*TASK DESCRIPTION*:
Search the material below for the word "none". Copy every line that has it.

Records about charts and figures
· · · · · · ·

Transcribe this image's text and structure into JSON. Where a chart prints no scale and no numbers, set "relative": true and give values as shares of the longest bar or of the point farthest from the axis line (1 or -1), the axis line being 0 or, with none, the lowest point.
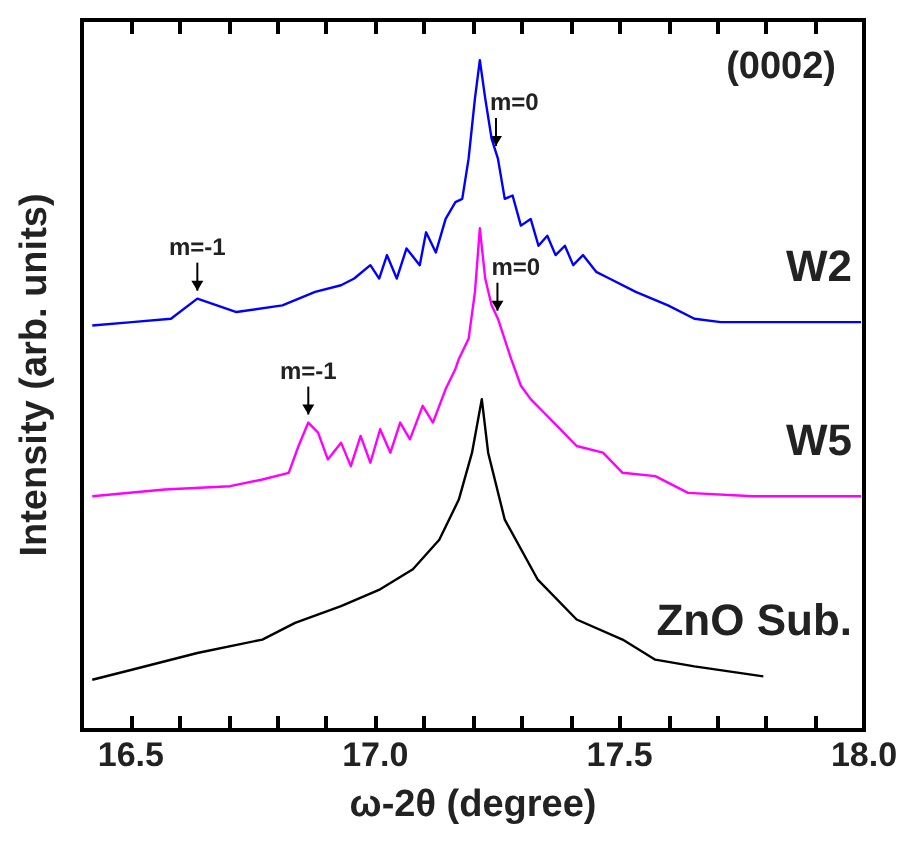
{
  "chart_data": {
    "type": "line",
    "relative": true,
    "xlabel": "ω-2θ (degree)",
    "ylabel": "Intensity (arb. units)",
    "xlim": [
      16.4,
      18.0
    ],
    "xticks": [
      {
        "value": 16.4,
        "label": null
      },
      {
        "value": 16.5,
        "label": "16.5"
      },
      {
        "value": 16.6,
        "label": null
      },
      {
        "value": 16.7,
        "label": null
      },
      {
        "value": 16.8,
        "label": null
      },
      {
        "value": 16.9,
        "label": null
      },
      {
        "value": 17,
        "label": "17.0"
      },
      {
        "value": 17.1,
        "label": null
      },
      {
        "value": 17.2,
        "label": null
      },
      {
        "value": 17.3,
        "label": null
      },
      {
        "value": 17.4,
        "label": null
      },
      {
        "value": 17.5,
        "label": "17.5"
      },
      {
        "value": 17.6,
        "label": null
      },
      {
        "value": 17.7,
        "label": null
      },
      {
        "value": 17.8,
        "label": null
      },
      {
        "value": 17.9,
        "label": null
      },
      {
        "value": 18,
        "label": "18.0"
      }
    ],
    "grid": false,
    "legend": false,
    "marker": "none",
    "line_style": "solid",
    "series": [
      {
        "name": "W2",
        "color": "#0000ff",
        "x": [
          16.421,
          16.502,
          16.582,
          16.636,
          16.716,
          16.81,
          16.877,
          16.93,
          16.957,
          16.99,
          17.008,
          17.024,
          17.044,
          17.064,
          17.091,
          17.104,
          17.124,
          17.144,
          17.164,
          17.178,
          17.191,
          17.204,
          17.214,
          17.225,
          17.238,
          17.251,
          17.265,
          17.281,
          17.298,
          17.318,
          17.334,
          17.352,
          17.369,
          17.388,
          17.405,
          17.425,
          17.452,
          17.479,
          17.533,
          17.599,
          17.653,
          17.707,
          17.84,
          17.994
        ],
        "values": [
          0.604,
          0.609,
          0.614,
          0.644,
          0.624,
          0.634,
          0.654,
          0.664,
          0.674,
          0.694,
          0.674,
          0.709,
          0.674,
          0.719,
          0.694,
          0.743,
          0.713,
          0.763,
          0.788,
          0.793,
          0.853,
          0.943,
          1.0,
          0.943,
          0.883,
          0.853,
          0.793,
          0.798,
          0.753,
          0.763,
          0.723,
          0.738,
          0.709,
          0.723,
          0.694,
          0.709,
          0.684,
          0.674,
          0.654,
          0.634,
          0.614,
          0.609,
          0.609,
          0.609
        ]
      },
      {
        "name": "W5",
        "color": "#ff00ff",
        "x": [
          16.421,
          16.569,
          16.703,
          16.769,
          16.823,
          16.843,
          16.863,
          16.883,
          16.903,
          16.93,
          16.95,
          16.97,
          16.99,
          17.01,
          17.031,
          17.051,
          17.071,
          17.097,
          17.118,
          17.144,
          17.164,
          17.171,
          17.191,
          17.204,
          17.214,
          17.225,
          17.238,
          17.251,
          17.278,
          17.298,
          17.318,
          17.345,
          17.372,
          17.412,
          17.466,
          17.506,
          17.573,
          17.64,
          17.773,
          17.994
        ],
        "values": [
          0.349,
          0.359,
          0.364,
          0.374,
          0.384,
          0.424,
          0.459,
          0.444,
          0.404,
          0.429,
          0.394,
          0.439,
          0.399,
          0.449,
          0.414,
          0.459,
          0.434,
          0.484,
          0.459,
          0.509,
          0.539,
          0.554,
          0.584,
          0.654,
          0.749,
          0.674,
          0.634,
          0.614,
          0.554,
          0.514,
          0.494,
          0.474,
          0.454,
          0.424,
          0.414,
          0.384,
          0.379,
          0.354,
          0.349,
          0.349
        ]
      },
      {
        "name": "ZnO Sub.",
        "color": "#000000",
        "x": [
          16.421,
          16.502,
          16.636,
          16.769,
          16.836,
          16.93,
          17.01,
          17.077,
          17.131,
          17.171,
          17.198,
          17.218,
          17.231,
          17.265,
          17.332,
          17.412,
          17.506,
          17.573,
          17.653,
          17.794
        ],
        "values": [
          0.075,
          0.09,
          0.115,
          0.135,
          0.16,
          0.185,
          0.21,
          0.24,
          0.284,
          0.344,
          0.414,
          0.494,
          0.414,
          0.314,
          0.225,
          0.165,
          0.135,
          0.105,
          0.095,
          0.08
        ]
      }
    ],
    "annotations": [
      "(0002)",
      {
        "text": "m=-1",
        "x": 16.636,
        "y": 0.644
      },
      {
        "text": "m=0",
        "x": 17.247,
        "y": 0.86
      },
      {
        "text": "m=-1",
        "x": 16.863,
        "y": 0.459
      },
      {
        "text": "m=0",
        "x": 17.25,
        "y": 0.614
      }
    ]
  }
}
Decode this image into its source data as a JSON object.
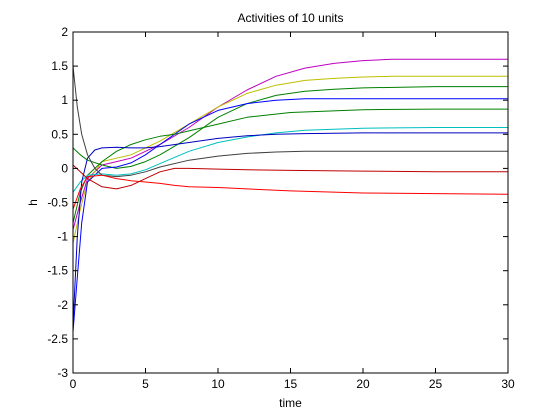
{
  "chart_data": {
    "type": "line",
    "title": "Activities of 10 units",
    "xlabel": "time",
    "ylabel": "h",
    "xlim": [
      0,
      30
    ],
    "ylim": [
      -3,
      2
    ],
    "xticks": [
      0,
      5,
      10,
      15,
      20,
      25,
      30
    ],
    "yticks": [
      -3,
      -2.5,
      -2,
      -1.5,
      -1,
      -0.5,
      0,
      0.5,
      1,
      1.5,
      2
    ],
    "xtick_labels": [
      "0",
      "5",
      "10",
      "15",
      "20",
      "25",
      "30"
    ],
    "ytick_labels": [
      "-3",
      "-2.5",
      "-2",
      "-1.5",
      "-1",
      "-0.5",
      "0",
      "0.5",
      "1",
      "1.5",
      "2"
    ],
    "grid": false,
    "series": [
      {
        "color": "#bf00bf",
        "x": [
          0,
          0.5,
          1,
          2,
          3,
          4,
          5,
          6,
          8,
          10,
          12,
          14,
          16,
          18,
          20,
          22,
          25,
          30
        ],
        "y": [
          -0.9,
          -0.5,
          -0.15,
          0.05,
          0.1,
          0.15,
          0.25,
          0.35,
          0.6,
          0.9,
          1.15,
          1.35,
          1.47,
          1.54,
          1.58,
          1.6,
          1.6,
          1.6
        ]
      },
      {
        "color": "#bfbf00",
        "x": [
          0,
          0.5,
          1,
          2,
          3,
          4,
          5,
          6,
          8,
          10,
          12,
          14,
          16,
          18,
          20,
          22,
          25,
          30
        ],
        "y": [
          -1.1,
          -0.6,
          -0.2,
          0.1,
          0.15,
          0.2,
          0.3,
          0.4,
          0.65,
          0.9,
          1.1,
          1.22,
          1.29,
          1.32,
          1.34,
          1.35,
          1.35,
          1.35
        ]
      },
      {
        "color": "#008000",
        "x": [
          0,
          0.5,
          1,
          2,
          3,
          4,
          5,
          6,
          8,
          10,
          12,
          14,
          16,
          18,
          20,
          25,
          30
        ],
        "y": [
          0.3,
          0.2,
          0.12,
          0.05,
          0.0,
          0.03,
          0.1,
          0.2,
          0.45,
          0.75,
          0.95,
          1.07,
          1.13,
          1.16,
          1.18,
          1.2,
          1.2
        ]
      },
      {
        "color": "#0000ff",
        "x": [
          0,
          0.3,
          0.6,
          1,
          2,
          3,
          4,
          5,
          6,
          8,
          10,
          12,
          14,
          16,
          20,
          25,
          30
        ],
        "y": [
          -2.4,
          -1.6,
          -0.8,
          -0.2,
          0.0,
          0.02,
          0.08,
          0.2,
          0.35,
          0.65,
          0.85,
          0.95,
          1.0,
          1.02,
          1.02,
          1.02,
          1.02
        ]
      },
      {
        "color": "#007f00",
        "x": [
          0,
          0.5,
          1,
          2,
          3,
          4,
          5,
          6,
          7,
          8,
          10,
          12,
          15,
          20,
          25,
          30
        ],
        "y": [
          -0.8,
          -0.35,
          -0.1,
          0.1,
          0.25,
          0.35,
          0.42,
          0.47,
          0.5,
          0.55,
          0.65,
          0.75,
          0.82,
          0.86,
          0.87,
          0.87
        ]
      },
      {
        "color": "#00bfbf",
        "x": [
          0,
          0.5,
          1,
          2,
          3,
          4,
          5,
          6,
          8,
          10,
          12,
          14,
          16,
          20,
          25,
          30
        ],
        "y": [
          -0.35,
          -0.2,
          -0.1,
          -0.08,
          -0.1,
          -0.08,
          -0.02,
          0.07,
          0.25,
          0.38,
          0.46,
          0.52,
          0.56,
          0.59,
          0.6,
          0.6
        ]
      },
      {
        "color": "#0000bf",
        "x": [
          0,
          0.3,
          0.6,
          1,
          1.5,
          2,
          3,
          4,
          5,
          6,
          8,
          10,
          12,
          14,
          16,
          20,
          25,
          30
        ],
        "y": [
          -2.3,
          -1.0,
          -0.2,
          0.15,
          0.27,
          0.3,
          0.31,
          0.3,
          0.3,
          0.32,
          0.38,
          0.44,
          0.48,
          0.5,
          0.51,
          0.52,
          0.52,
          0.52
        ]
      },
      {
        "color": "#404040",
        "x": [
          0,
          0.3,
          0.6,
          1,
          1.5,
          2,
          3,
          4,
          5,
          6,
          8,
          10,
          12,
          14,
          16,
          20,
          25,
          30
        ],
        "y": [
          1.5,
          0.9,
          0.5,
          0.2,
          0.0,
          -0.1,
          -0.12,
          -0.1,
          -0.05,
          0.02,
          0.12,
          0.18,
          0.22,
          0.24,
          0.25,
          0.25,
          0.25,
          0.25
        ]
      },
      {
        "color": "#ff0000",
        "x": [
          0,
          0.5,
          1,
          2,
          3,
          4,
          5,
          6,
          7,
          8,
          10,
          12,
          15,
          20,
          25,
          30
        ],
        "y": [
          -0.6,
          -0.3,
          -0.12,
          -0.1,
          -0.15,
          -0.18,
          -0.2,
          -0.22,
          -0.25,
          -0.27,
          -0.28,
          -0.3,
          -0.33,
          -0.36,
          -0.37,
          -0.38
        ]
      },
      {
        "color": "#bf0000",
        "x": [
          0,
          0.5,
          1,
          2,
          3,
          4,
          5,
          6,
          7,
          8,
          10,
          12,
          15,
          20,
          25,
          30
        ],
        "y": [
          0.05,
          -0.05,
          -0.15,
          -0.27,
          -0.3,
          -0.25,
          -0.15,
          -0.05,
          0.0,
          0.0,
          -0.01,
          -0.02,
          -0.03,
          -0.04,
          -0.05,
          -0.05
        ]
      }
    ]
  }
}
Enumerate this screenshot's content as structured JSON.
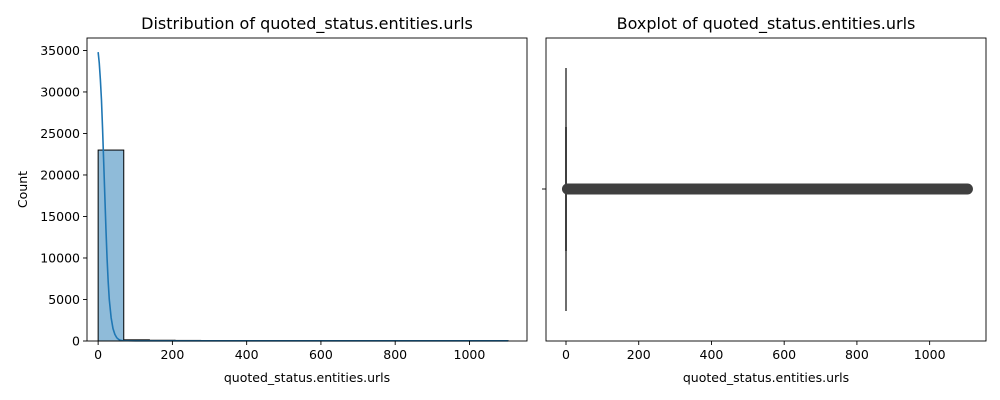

· · · · · · ·

*RESPONSE TO THE TASK*:
Transcribe this image's text and structure into JSON. Where a chart prints no scale and no numbers, set "relative": true and give values as shares of the longest bar or of the point farthest from the axis line (1 or -1), the axis line being 0 or, with none, the lowest point.
    "marker": "none",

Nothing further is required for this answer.